● **STATED TASK**
Select all lines holding the word "this" from the entries that follow.

╭──

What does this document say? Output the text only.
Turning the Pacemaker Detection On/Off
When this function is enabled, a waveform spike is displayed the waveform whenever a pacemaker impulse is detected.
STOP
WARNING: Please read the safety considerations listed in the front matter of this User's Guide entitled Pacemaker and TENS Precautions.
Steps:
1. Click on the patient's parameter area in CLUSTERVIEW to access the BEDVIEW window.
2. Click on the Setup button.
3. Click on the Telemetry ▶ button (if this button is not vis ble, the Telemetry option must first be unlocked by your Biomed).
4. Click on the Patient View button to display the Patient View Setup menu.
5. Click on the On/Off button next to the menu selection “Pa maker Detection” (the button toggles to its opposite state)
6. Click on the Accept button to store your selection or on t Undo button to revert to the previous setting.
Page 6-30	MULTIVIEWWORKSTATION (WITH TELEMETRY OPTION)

╰──

● **RESULT OF THE EXERCISE**
What does this document say? Output the text only.
When this function is enabled, a waveform spike is displayed the waveform whenever a pacemaker impulse is detected.
WARNING: Please read the safety considerations listed in the front matter of this User's Guide entitled Pacemaker and TENS Precautions.
3. Click on the Telemetry ▶ button (if this button is not vis ble, the Telemetry option must first be unlocked by your Biomed).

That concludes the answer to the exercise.